Stated task → Copy every line of the data that includes the string "screenshot".

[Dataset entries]

* Begin *

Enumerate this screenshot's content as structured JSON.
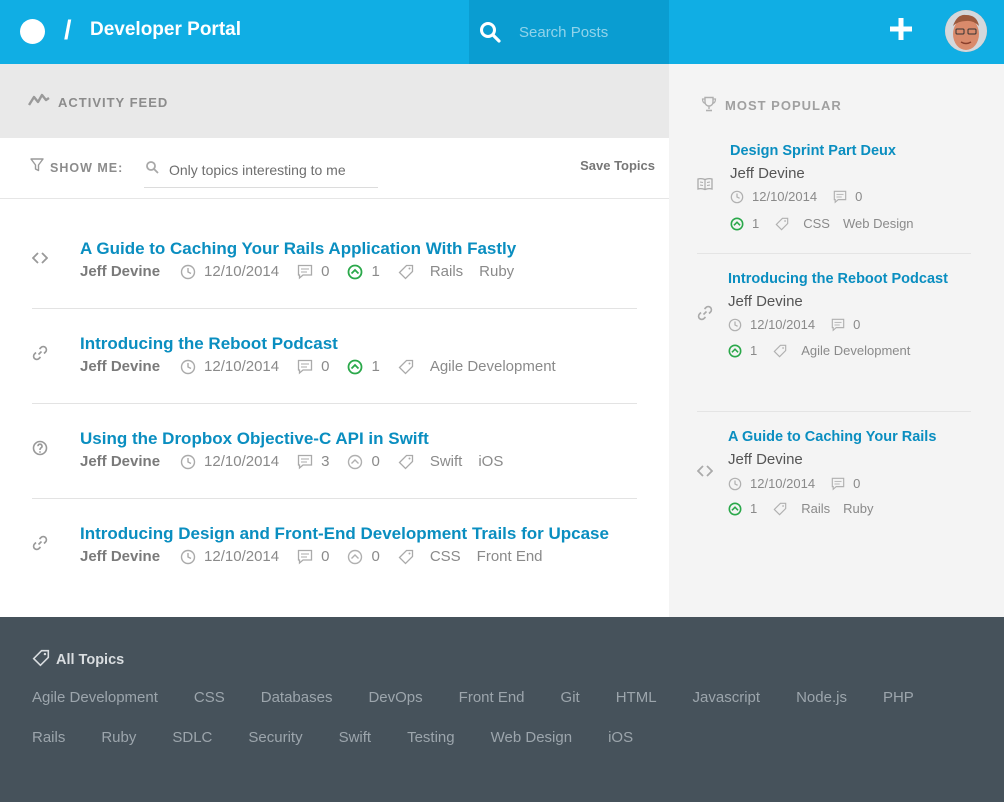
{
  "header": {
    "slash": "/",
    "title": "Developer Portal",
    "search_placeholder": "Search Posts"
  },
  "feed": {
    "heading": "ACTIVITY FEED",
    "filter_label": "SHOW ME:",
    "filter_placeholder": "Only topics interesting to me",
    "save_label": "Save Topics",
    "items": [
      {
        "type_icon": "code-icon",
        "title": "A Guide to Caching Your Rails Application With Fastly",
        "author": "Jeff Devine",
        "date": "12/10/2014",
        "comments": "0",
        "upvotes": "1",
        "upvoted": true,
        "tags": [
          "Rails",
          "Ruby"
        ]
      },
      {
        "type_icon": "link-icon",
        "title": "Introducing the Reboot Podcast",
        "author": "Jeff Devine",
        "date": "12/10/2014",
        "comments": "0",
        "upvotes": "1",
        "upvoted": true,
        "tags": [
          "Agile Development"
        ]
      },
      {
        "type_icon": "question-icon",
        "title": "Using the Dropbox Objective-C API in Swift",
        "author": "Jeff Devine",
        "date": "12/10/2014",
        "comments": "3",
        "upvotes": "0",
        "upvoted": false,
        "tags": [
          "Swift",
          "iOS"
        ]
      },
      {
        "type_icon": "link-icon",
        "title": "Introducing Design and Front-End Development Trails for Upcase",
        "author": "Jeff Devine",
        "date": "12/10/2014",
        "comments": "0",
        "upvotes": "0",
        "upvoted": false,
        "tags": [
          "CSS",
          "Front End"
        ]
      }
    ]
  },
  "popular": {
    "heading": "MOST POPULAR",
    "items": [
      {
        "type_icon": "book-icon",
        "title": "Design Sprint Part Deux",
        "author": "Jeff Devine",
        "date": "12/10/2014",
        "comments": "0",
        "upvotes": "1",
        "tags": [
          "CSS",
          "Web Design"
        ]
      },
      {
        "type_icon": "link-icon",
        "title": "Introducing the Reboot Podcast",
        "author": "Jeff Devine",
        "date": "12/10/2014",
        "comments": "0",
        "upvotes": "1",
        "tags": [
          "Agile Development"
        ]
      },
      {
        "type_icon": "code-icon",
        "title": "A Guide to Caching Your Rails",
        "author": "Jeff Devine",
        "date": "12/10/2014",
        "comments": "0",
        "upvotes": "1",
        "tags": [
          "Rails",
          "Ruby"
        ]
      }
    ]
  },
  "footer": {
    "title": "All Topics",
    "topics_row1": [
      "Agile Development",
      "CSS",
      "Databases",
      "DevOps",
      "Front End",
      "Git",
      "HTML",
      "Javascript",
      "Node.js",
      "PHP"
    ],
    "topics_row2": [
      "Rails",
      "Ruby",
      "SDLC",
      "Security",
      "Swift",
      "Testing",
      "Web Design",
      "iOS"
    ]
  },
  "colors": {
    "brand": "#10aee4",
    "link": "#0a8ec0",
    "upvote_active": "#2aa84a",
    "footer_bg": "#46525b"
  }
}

* End *
* Begin *

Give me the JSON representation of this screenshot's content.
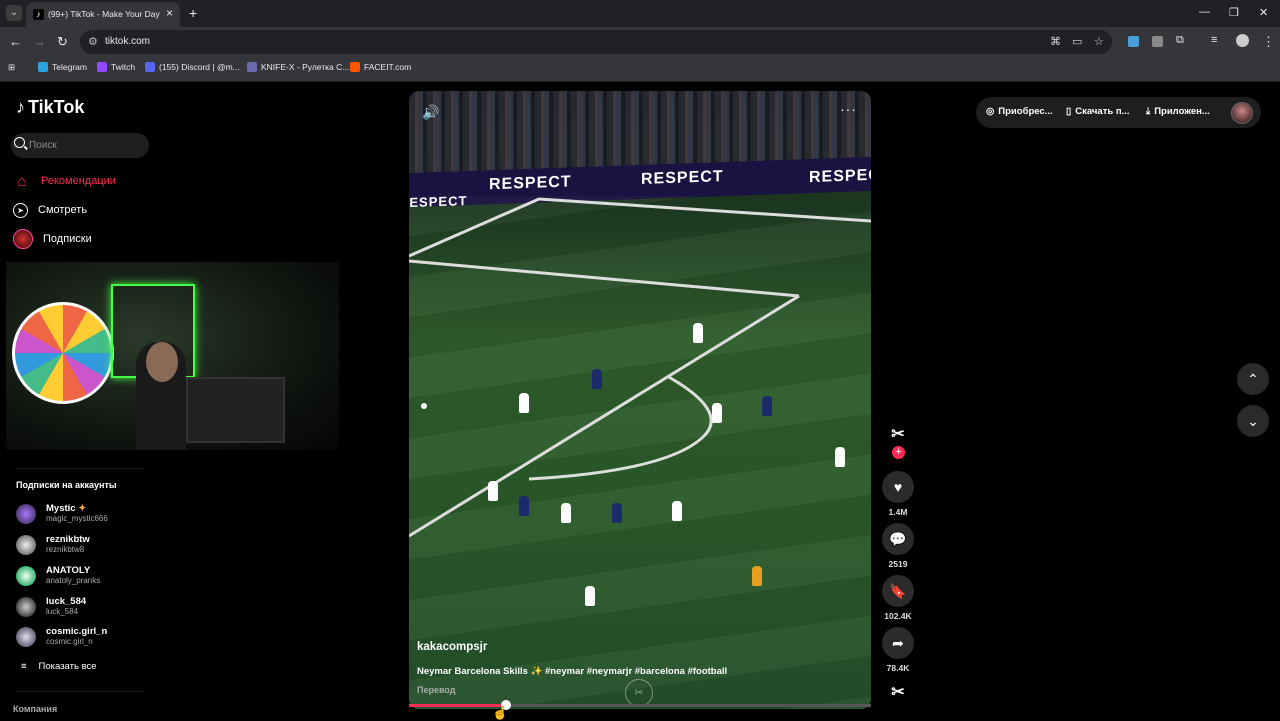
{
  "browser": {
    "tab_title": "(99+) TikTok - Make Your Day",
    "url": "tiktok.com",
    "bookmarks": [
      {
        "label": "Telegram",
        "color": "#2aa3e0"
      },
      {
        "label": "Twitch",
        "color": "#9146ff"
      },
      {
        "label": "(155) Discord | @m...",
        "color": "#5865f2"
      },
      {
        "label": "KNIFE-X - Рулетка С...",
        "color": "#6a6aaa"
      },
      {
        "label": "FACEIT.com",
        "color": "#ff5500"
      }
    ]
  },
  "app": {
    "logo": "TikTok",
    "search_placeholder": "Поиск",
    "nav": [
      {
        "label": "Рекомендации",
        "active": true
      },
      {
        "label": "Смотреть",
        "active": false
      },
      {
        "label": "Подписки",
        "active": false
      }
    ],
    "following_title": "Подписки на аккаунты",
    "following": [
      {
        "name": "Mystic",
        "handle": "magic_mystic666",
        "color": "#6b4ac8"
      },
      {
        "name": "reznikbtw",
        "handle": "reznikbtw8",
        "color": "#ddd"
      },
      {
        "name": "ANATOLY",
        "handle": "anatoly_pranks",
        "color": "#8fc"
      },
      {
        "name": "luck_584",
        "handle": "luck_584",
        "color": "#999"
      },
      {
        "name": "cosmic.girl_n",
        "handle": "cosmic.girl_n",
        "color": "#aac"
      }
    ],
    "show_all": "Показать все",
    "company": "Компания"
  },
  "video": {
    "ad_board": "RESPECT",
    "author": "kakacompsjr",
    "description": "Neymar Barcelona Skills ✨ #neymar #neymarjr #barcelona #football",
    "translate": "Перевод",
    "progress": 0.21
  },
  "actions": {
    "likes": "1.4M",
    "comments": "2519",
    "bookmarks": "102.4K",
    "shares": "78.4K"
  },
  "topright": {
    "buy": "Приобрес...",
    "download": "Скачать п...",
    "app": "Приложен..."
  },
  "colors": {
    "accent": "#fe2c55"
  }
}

* End *

Final answer →
Enumerate this screenshot's content as structured JSON.
Give me the JSON representation of this screenshot's content.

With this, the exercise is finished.